Dataset items
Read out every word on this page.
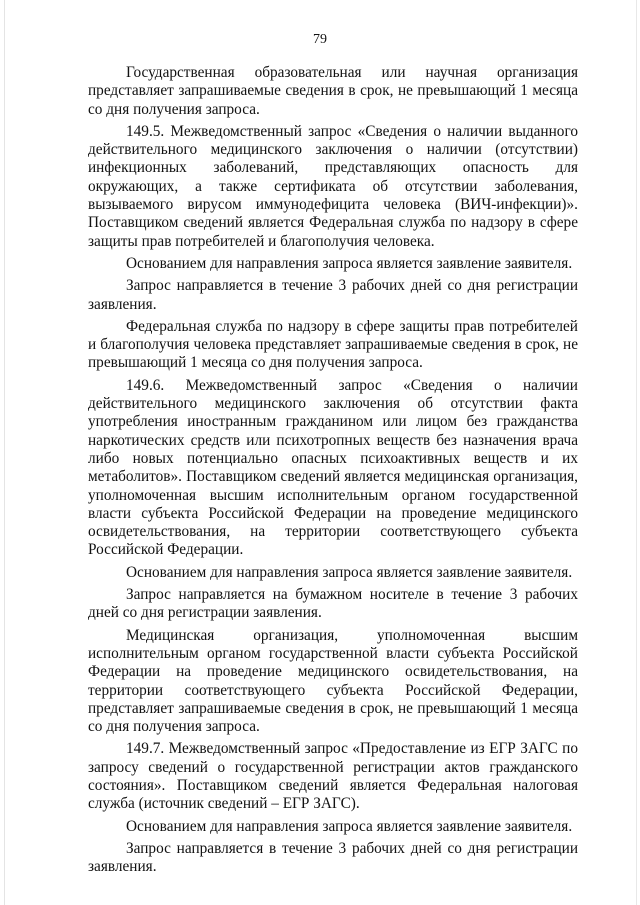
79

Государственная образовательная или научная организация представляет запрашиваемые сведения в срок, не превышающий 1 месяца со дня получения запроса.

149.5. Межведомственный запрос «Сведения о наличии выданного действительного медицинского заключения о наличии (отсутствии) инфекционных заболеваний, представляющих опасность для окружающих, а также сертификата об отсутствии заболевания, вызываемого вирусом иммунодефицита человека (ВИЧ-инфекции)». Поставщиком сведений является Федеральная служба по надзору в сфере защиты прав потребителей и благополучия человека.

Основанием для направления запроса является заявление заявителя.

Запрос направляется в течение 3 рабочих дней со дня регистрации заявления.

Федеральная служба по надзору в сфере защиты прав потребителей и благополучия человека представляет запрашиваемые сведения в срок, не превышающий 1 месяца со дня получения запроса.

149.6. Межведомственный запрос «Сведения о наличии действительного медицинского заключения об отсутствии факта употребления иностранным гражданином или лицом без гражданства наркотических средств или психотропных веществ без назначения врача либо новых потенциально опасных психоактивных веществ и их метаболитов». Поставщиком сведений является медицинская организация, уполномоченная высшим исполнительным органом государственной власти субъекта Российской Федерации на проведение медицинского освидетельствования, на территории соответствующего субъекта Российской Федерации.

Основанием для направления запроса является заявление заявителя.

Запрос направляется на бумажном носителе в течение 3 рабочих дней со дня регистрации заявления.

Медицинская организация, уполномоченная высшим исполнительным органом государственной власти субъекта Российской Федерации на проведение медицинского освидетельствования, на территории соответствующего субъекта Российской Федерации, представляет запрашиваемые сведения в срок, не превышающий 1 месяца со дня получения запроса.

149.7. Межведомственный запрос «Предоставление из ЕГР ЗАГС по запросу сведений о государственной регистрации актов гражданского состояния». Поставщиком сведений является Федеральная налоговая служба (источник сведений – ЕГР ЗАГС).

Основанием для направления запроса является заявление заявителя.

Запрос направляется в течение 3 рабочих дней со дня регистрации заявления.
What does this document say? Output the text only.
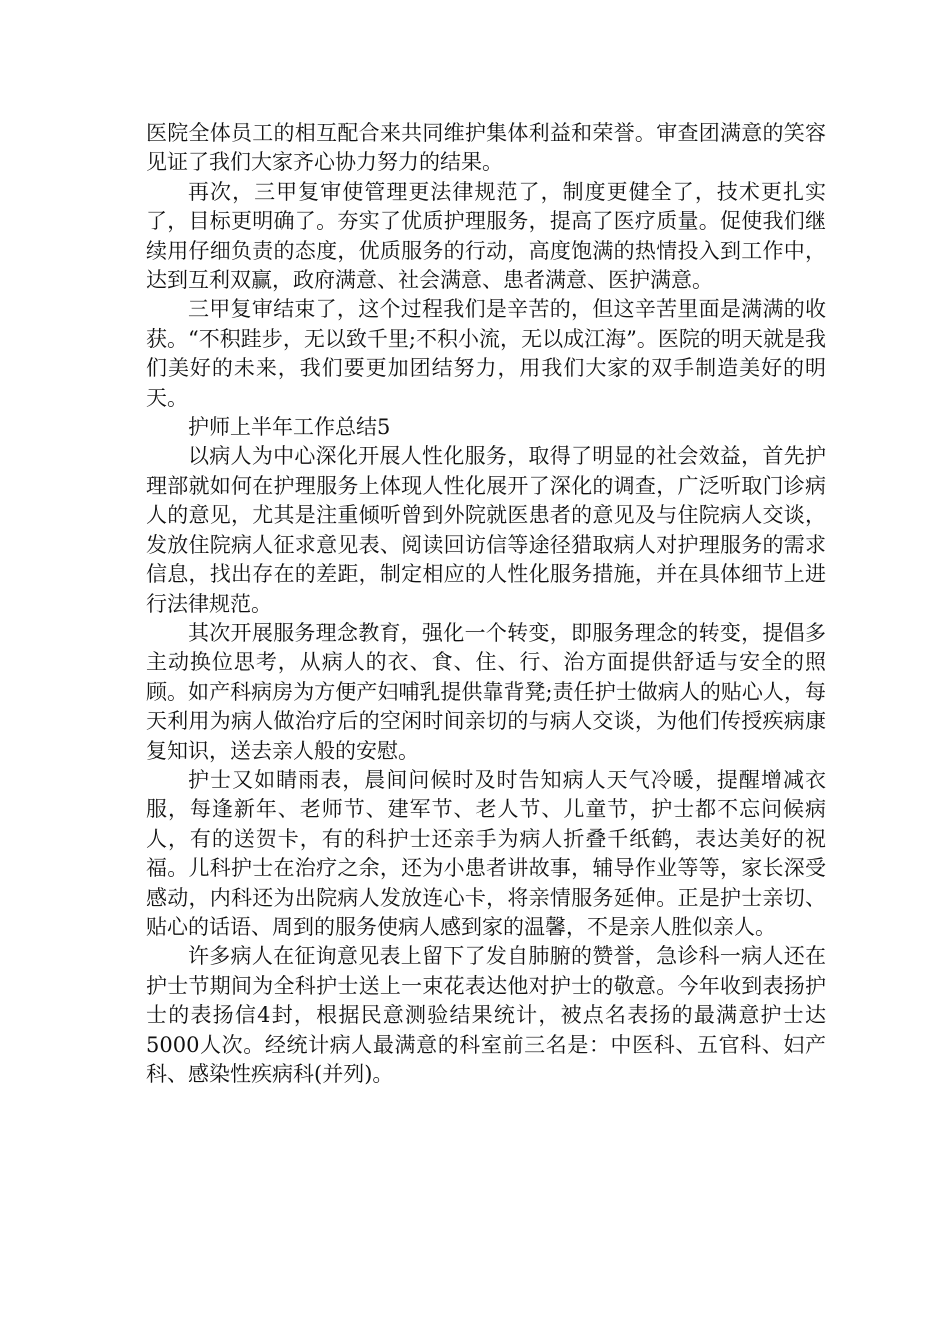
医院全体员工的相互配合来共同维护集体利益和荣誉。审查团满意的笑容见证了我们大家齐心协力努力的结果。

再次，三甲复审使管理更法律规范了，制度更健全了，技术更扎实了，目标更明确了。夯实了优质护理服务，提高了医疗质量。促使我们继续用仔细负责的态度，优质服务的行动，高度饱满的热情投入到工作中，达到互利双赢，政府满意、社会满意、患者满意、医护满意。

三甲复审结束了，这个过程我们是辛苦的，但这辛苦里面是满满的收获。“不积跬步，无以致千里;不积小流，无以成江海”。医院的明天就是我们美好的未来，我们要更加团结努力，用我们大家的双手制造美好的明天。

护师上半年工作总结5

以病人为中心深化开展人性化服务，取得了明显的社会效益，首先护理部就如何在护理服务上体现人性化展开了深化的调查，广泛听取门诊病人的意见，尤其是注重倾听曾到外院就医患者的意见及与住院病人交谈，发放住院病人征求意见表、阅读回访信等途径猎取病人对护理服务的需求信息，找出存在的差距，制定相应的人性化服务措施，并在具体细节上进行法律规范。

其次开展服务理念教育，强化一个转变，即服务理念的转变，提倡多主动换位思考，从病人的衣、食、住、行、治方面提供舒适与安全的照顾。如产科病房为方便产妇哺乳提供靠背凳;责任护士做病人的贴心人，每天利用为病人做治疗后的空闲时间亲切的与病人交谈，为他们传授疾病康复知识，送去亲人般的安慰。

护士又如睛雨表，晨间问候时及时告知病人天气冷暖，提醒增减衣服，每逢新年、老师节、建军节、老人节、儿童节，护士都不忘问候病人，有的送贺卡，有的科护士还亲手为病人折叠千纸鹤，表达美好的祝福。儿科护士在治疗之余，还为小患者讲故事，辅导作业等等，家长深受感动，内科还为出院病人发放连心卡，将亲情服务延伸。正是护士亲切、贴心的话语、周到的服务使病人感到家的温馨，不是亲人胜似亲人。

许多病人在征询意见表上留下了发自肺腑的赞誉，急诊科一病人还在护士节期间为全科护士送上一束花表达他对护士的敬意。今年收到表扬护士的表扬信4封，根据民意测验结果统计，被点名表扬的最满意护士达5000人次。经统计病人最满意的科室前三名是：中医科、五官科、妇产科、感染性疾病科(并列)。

PROBLEM REQUIREMENTS =
Copy each line exactly, and leave the pictures out of your copy.

RESPONSE TO THIS EXERCISE =
Read out every word on this page.
79

Государственная образовательная или научная организация представляет запрашиваемые сведения в срок, не превышающий 1 месяца со дня получения запроса.

149.5. Межведомственный запрос «Сведения о наличии выданного действительного медицинского заключения о наличии (отсутствии) инфекционных заболеваний, представляющих опасность для окружающих, а также сертификата об отсутствии заболевания, вызываемого вирусом иммунодефицита человека (ВИЧ-инфекции)». Поставщиком сведений является Федеральная служба по надзору в сфере защиты прав потребителей и благополучия человека.

Основанием для направления запроса является заявление заявителя.

Запрос направляется в течение 3 рабочих дней со дня регистрации заявления.

Федеральная служба по надзору в сфере защиты прав потребителей и благополучия человека представляет запрашиваемые сведения в срок, не превышающий 1 месяца со дня получения запроса.

149.6. Межведомственный запрос «Сведения о наличии действительного медицинского заключения об отсутствии факта употребления иностранным гражданином или лицом без гражданства наркотических средств или психотропных веществ без назначения врача либо новых потенциально опасных психоактивных веществ и их метаболитов». Поставщиком сведений является медицинская организация, уполномоченная высшим исполнительным органом государственной власти субъекта Российской Федерации на проведение медицинского освидетельствования, на территории соответствующего субъекта Российской Федерации.

Основанием для направления запроса является заявление заявителя.

Запрос направляется на бумажном носителе в течение 3 рабочих дней со дня регистрации заявления.

Медицинская организация, уполномоченная высшим исполнительным органом государственной власти субъекта Российской Федерации на проведение медицинского освидетельствования, на территории соответствующего субъекта Российской Федерации, представляет запрашиваемые сведения в срок, не превышающий 1 месяца со дня получения запроса.

149.7. Межведомственный запрос «Предоставление из ЕГР ЗАГС по запросу сведений о государственной регистрации актов гражданского состояния». Поставщиком сведений является Федеральная налоговая служба (источник сведений – ЕГР ЗАГС).

Основанием для направления запроса является заявление заявителя.

Запрос направляется в течение 3 рабочих дней со дня регистрации заявления.
What does this document say? Output the text only.
医院全体员工的相互配合来共同维护集体利益和荣誉。审查团满意的笑容见证了我们大家齐心协力努力的结果。

再次，三甲复审使管理更法律规范了，制度更健全了，技术更扎实了，目标更明确了。夯实了优质护理服务，提高了医疗质量。促使我们继续用仔细负责的态度，优质服务的行动，高度饱满的热情投入到工作中，达到互利双赢，政府满意、社会满意、患者满意、医护满意。

三甲复审结束了，这个过程我们是辛苦的，但这辛苦里面是满满的收获。“不积跬步，无以致千里;不积小流，无以成江海”。医院的明天就是我们美好的未来，我们要更加团结努力，用我们大家的双手制造美好的明天。

护师上半年工作总结5

以病人为中心深化开展人性化服务，取得了明显的社会效益，首先护理部就如何在护理服务上体现人性化展开了深化的调查，广泛听取门诊病人的意见，尤其是注重倾听曾到外院就医患者的意见及与住院病人交谈，发放住院病人征求意见表、阅读回访信等途径猎取病人对护理服务的需求信息，找出存在的差距，制定相应的人性化服务措施，并在具体细节上进行法律规范。

其次开展服务理念教育，强化一个转变，即服务理念的转变，提倡多主动换位思考，从病人的衣、食、住、行、治方面提供舒适与安全的照顾。如产科病房为方便产妇哺乳提供靠背凳;责任护士做病人的贴心人，每天利用为病人做治疗后的空闲时间亲切的与病人交谈，为他们传授疾病康复知识，送去亲人般的安慰。

护士又如睛雨表，晨间问候时及时告知病人天气冷暖，提醒增减衣服，每逢新年、老师节、建军节、老人节、儿童节，护士都不忘问候病人，有的送贺卡，有的科护士还亲手为病人折叠千纸鹤，表达美好的祝福。儿科护士在治疗之余，还为小患者讲故事，辅导作业等等，家长深受感动，内科还为出院病人发放连心卡，将亲情服务延伸。正是护士亲切、贴心的话语、周到的服务使病人感到家的温馨，不是亲人胜似亲人。

许多病人在征询意见表上留下了发自肺腑的赞誉，急诊科一病人还在护士节期间为全科护士送上一束花表达他对护士的敬意。今年收到表扬护士的表扬信4封，根据民意测验结果统计，被点名表扬的最满意护士达5000人次。经统计病人最满意的科室前三名是：中医科、五官科、妇产科、感染性疾病科(并列)。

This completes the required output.